Could you copy every line from the material below in which "grid" appears?

### Source records
________________

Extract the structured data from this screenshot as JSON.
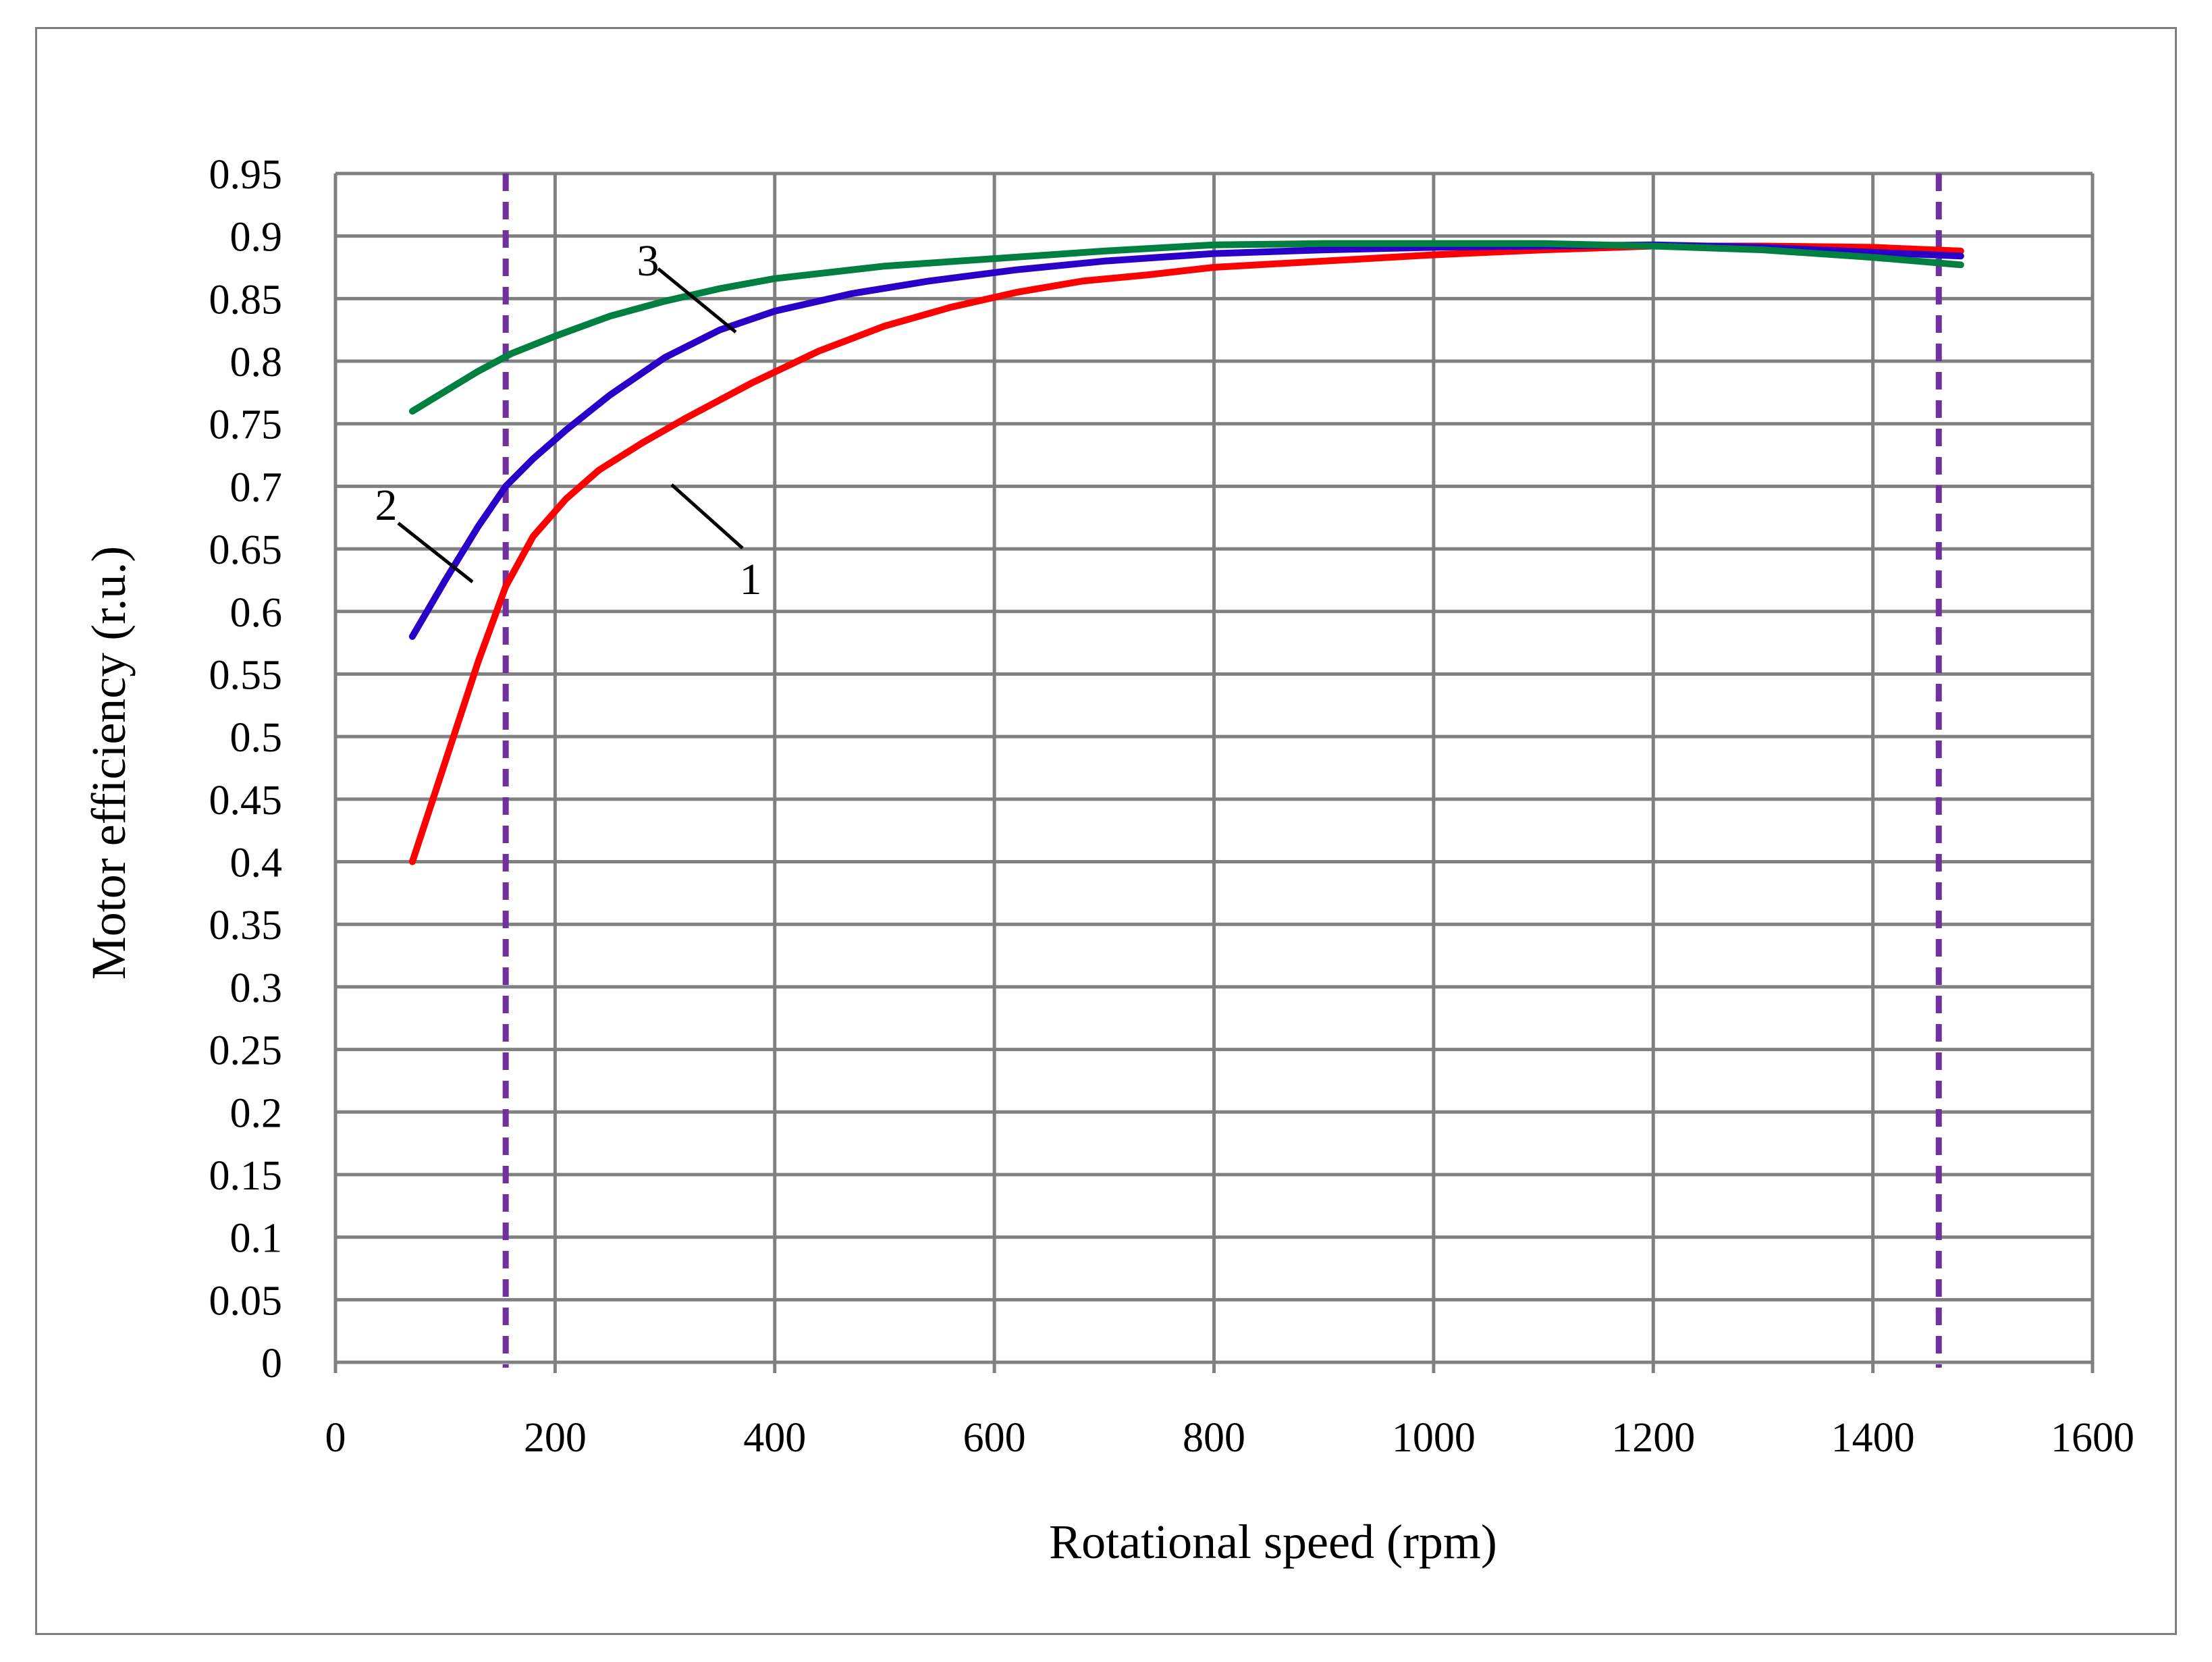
{
  "chart_data": {
    "type": "line",
    "title": "",
    "xlabel": "Rotational speed (rpm)",
    "ylabel": "Motor efficiency (r.u.)",
    "xlim": [
      0,
      1600
    ],
    "ylim": [
      0,
      0.95
    ],
    "x_ticks": [
      0,
      200,
      400,
      600,
      800,
      1000,
      1200,
      1400,
      1600
    ],
    "x_tick_labels": [
      "0",
      "200",
      "400",
      "600",
      "800",
      "1000",
      "1200",
      "1400",
      "1600"
    ],
    "y_ticks": [
      0,
      0.05,
      0.1,
      0.15,
      0.2,
      0.25,
      0.3,
      0.35,
      0.4,
      0.45,
      0.5,
      0.55,
      0.6,
      0.65,
      0.7,
      0.75,
      0.8,
      0.85,
      0.9,
      0.95
    ],
    "y_tick_labels": [
      "0",
      "0.05",
      "0.1",
      "0.15",
      "0.2",
      "0.25",
      "0.3",
      "0.35",
      "0.4",
      "0.45",
      "0.5",
      "0.55",
      "0.6",
      "0.65",
      "0.7",
      "0.75",
      "0.8",
      "0.85",
      "0.9",
      "0.95"
    ],
    "grid": true,
    "legend": "none",
    "series": [
      {
        "label": "1",
        "color": "#ff0000",
        "x": [
          70,
          100,
          130,
          155,
          180,
          210,
          240,
          280,
          320,
          380,
          440,
          500,
          560,
          620,
          680,
          740,
          800,
          900,
          1000,
          1100,
          1200,
          1300,
          1400,
          1480
        ],
        "y": [
          0.4,
          0.48,
          0.56,
          0.62,
          0.66,
          0.69,
          0.713,
          0.735,
          0.755,
          0.783,
          0.808,
          0.828,
          0.843,
          0.855,
          0.864,
          0.869,
          0.875,
          0.88,
          0.885,
          0.889,
          0.892,
          0.892,
          0.891,
          0.888
        ]
      },
      {
        "label": "2",
        "color": "#2a00c8",
        "x": [
          70,
          100,
          130,
          155,
          180,
          210,
          250,
          300,
          350,
          400,
          470,
          540,
          620,
          700,
          800,
          900,
          1000,
          1100,
          1200,
          1300,
          1400,
          1480
        ],
        "y": [
          0.58,
          0.625,
          0.668,
          0.7,
          0.722,
          0.745,
          0.773,
          0.803,
          0.825,
          0.84,
          0.854,
          0.864,
          0.873,
          0.88,
          0.886,
          0.889,
          0.891,
          0.892,
          0.893,
          0.891,
          0.887,
          0.884
        ]
      },
      {
        "label": "3",
        "color": "#008040",
        "x": [
          70,
          100,
          130,
          160,
          200,
          250,
          300,
          350,
          400,
          500,
          600,
          700,
          800,
          900,
          1000,
          1100,
          1200,
          1300,
          1400,
          1480
        ],
        "y": [
          0.76,
          0.776,
          0.792,
          0.806,
          0.82,
          0.836,
          0.848,
          0.858,
          0.866,
          0.876,
          0.882,
          0.888,
          0.893,
          0.894,
          0.894,
          0.894,
          0.892,
          0.889,
          0.883,
          0.877
        ]
      }
    ],
    "reference_lines": [
      {
        "axis": "x",
        "value": 155,
        "style": "dashed",
        "color": "#7030a0"
      },
      {
        "axis": "x",
        "value": 1460,
        "style": "dashed",
        "color": "#7030a0"
      }
    ],
    "annotations": [
      {
        "text": "1",
        "points_to_series": "1"
      },
      {
        "text": "2",
        "points_to_series": "2"
      },
      {
        "text": "3",
        "points_to_series": "3"
      }
    ],
    "colors": {
      "grid": "#808080",
      "axis": "#808080",
      "border": "#7f7f7f"
    }
  }
}
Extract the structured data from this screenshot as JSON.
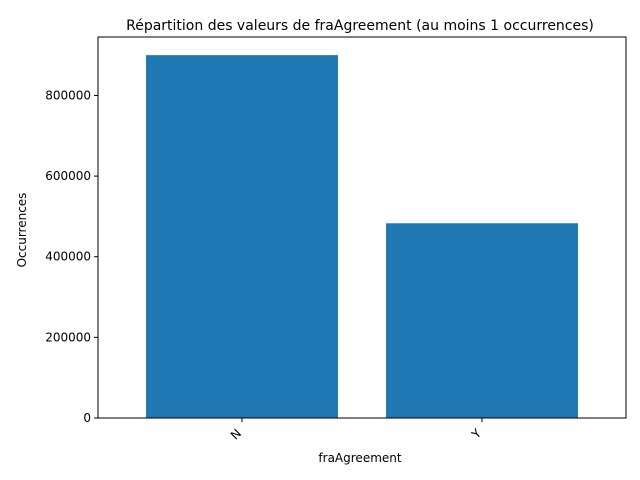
{
  "chart_data": {
    "type": "bar",
    "title": "Répartition des valeurs de fraAgreement (au moins 1 occurrences)",
    "xlabel": "fraAgreement",
    "ylabel": "Occurrences",
    "categories": [
      "N",
      "Y"
    ],
    "values": [
      900000,
      483000
    ],
    "ylim": [
      0,
      945000
    ],
    "yticks": [
      0,
      200000,
      400000,
      600000,
      800000
    ],
    "ytick_labels": [
      "0",
      "200000",
      "400000",
      "600000",
      "800000"
    ],
    "x_tick_rotation": "rotated 45°",
    "grid": false,
    "legend": "none",
    "bar_color": "#1f77b4"
  }
}
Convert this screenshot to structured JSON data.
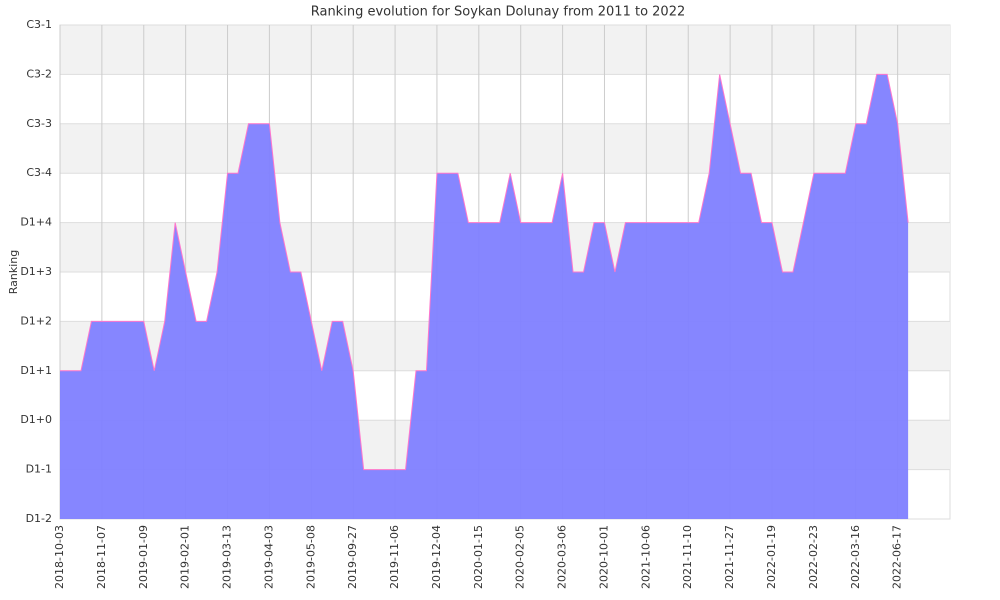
{
  "chart_data": {
    "type": "area",
    "title": "Ranking evolution for Soykan Dolunay from 2011 to 2022",
    "y_label": "Ranking",
    "categories": [
      "2018-10-03",
      null,
      null,
      null,
      "2018-11-07",
      null,
      null,
      null,
      "2019-01-09",
      null,
      null,
      null,
      "2019-02-01",
      null,
      null,
      null,
      "2019-03-13",
      null,
      null,
      null,
      "2019-04-03",
      null,
      null,
      null,
      "2019-05-08",
      null,
      null,
      null,
      "2019-09-27",
      null,
      null,
      null,
      "2019-11-06",
      null,
      null,
      null,
      "2019-12-04",
      null,
      null,
      null,
      "2020-01-15",
      null,
      null,
      null,
      "2020-02-05",
      null,
      null,
      null,
      "2020-03-06",
      null,
      null,
      null,
      "2020-10-01",
      null,
      null,
      null,
      "2021-10-06",
      null,
      null,
      null,
      "2021-11-10",
      null,
      null,
      null,
      "2021-11-27",
      null,
      null,
      null,
      "2022-01-19",
      null,
      null,
      null,
      "2022-02-23",
      null,
      null,
      null,
      "2022-03-16",
      null,
      null,
      null,
      "2022-06-17",
      null
    ],
    "values": [
      3,
      3,
      3,
      4,
      4,
      4,
      4,
      4,
      4,
      3,
      4,
      6,
      5,
      4,
      4,
      5,
      7,
      7,
      8,
      8,
      8,
      6,
      5,
      5,
      4,
      3,
      4,
      4,
      3,
      1,
      1,
      1,
      1,
      1,
      3,
      3,
      7,
      7,
      7,
      6,
      6,
      6,
      6,
      7,
      6,
      6,
      6,
      6,
      7,
      5,
      5,
      6,
      6,
      5,
      6,
      6,
      6,
      6,
      6,
      6,
      6,
      6,
      7,
      9,
      8,
      7,
      7,
      6,
      6,
      5,
      5,
      6,
      7,
      7,
      7,
      7,
      8,
      8,
      9,
      9,
      8,
      6
    ],
    "color": "#7f7fff",
    "line_color": "#ff77cc",
    "ylim": [
      0,
      10
    ],
    "yticks": [
      {
        "value": 0,
        "label": "D1-2"
      },
      {
        "value": 1,
        "label": "D1-1"
      },
      {
        "value": 2,
        "label": "D1+0"
      },
      {
        "value": 3,
        "label": "D1+1"
      },
      {
        "value": 4,
        "label": "D1+2"
      },
      {
        "value": 5,
        "label": "D1+3"
      },
      {
        "value": 6,
        "label": "D1+4"
      },
      {
        "value": 7,
        "label": "C3-4"
      },
      {
        "value": 8,
        "label": "C3-3"
      },
      {
        "value": 9,
        "label": "C3-2"
      },
      {
        "value": 10,
        "label": "C3-1"
      }
    ],
    "grid": true
  }
}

________________

### Result of this task
    "grid": true,
      "grid": "#808080",
    "grid": false,
    "grid": true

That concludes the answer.